# TASK GOAL
Search the data below for the string "werden" and copy all lines where it shows up.

Stored dataset items

Content starts

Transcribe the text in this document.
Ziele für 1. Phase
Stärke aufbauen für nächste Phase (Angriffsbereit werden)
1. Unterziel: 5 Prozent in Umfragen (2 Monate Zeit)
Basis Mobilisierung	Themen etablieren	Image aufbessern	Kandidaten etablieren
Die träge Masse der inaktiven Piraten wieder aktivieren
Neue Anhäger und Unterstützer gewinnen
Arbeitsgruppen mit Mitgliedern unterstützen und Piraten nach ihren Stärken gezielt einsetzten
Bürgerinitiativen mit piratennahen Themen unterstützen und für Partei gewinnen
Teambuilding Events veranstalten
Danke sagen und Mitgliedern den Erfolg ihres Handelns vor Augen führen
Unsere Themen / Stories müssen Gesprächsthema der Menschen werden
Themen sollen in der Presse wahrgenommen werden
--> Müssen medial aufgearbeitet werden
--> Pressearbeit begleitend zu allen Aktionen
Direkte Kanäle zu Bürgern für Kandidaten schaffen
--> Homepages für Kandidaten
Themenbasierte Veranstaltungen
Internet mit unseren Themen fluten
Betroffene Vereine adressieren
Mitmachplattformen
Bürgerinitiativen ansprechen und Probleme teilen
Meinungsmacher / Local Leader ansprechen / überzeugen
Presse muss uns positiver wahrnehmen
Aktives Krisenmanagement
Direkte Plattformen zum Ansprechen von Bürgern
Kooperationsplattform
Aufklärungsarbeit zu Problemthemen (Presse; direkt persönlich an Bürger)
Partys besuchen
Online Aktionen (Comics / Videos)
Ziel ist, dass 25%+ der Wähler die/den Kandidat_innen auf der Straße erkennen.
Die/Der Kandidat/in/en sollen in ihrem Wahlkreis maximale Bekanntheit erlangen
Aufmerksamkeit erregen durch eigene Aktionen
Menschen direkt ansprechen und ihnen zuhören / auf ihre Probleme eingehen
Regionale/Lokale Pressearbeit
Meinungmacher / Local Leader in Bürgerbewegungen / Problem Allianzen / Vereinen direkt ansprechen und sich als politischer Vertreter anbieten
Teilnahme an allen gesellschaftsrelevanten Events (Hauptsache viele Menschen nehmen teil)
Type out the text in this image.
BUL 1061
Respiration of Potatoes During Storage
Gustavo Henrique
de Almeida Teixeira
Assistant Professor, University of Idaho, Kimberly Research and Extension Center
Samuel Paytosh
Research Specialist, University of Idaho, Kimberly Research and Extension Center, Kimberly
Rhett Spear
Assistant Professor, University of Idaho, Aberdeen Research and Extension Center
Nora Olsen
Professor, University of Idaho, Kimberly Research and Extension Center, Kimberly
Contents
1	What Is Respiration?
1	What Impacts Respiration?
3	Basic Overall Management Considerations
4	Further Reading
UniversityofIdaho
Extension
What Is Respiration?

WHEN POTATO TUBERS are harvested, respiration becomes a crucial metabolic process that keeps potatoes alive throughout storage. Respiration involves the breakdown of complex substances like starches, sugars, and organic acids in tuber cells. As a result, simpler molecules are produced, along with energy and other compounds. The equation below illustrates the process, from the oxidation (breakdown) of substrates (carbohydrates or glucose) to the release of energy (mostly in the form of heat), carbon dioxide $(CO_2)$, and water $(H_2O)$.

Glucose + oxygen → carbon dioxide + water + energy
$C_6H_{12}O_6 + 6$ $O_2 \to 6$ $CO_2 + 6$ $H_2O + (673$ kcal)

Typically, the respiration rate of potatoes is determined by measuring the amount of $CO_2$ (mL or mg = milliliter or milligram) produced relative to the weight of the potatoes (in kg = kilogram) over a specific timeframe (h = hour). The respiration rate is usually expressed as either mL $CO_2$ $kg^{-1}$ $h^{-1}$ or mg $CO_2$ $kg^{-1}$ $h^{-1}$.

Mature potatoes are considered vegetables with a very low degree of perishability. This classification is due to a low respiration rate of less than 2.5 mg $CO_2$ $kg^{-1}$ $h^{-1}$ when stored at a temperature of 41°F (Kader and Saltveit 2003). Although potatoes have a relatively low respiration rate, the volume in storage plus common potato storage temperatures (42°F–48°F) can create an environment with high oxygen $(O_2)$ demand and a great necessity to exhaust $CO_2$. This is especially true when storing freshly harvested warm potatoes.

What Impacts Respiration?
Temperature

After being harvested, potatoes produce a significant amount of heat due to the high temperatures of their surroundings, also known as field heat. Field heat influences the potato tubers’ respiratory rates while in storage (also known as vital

Content ends

# SOLUTION
Stärke aufbauen für nächste Phase (Angriffsbereit werden)
Unsere Themen / Stories müssen Gesprächsthema der Menschen werden
Themen sollen in der Presse wahrgenommen werden
--> Müssen medial aufgearbeitet werden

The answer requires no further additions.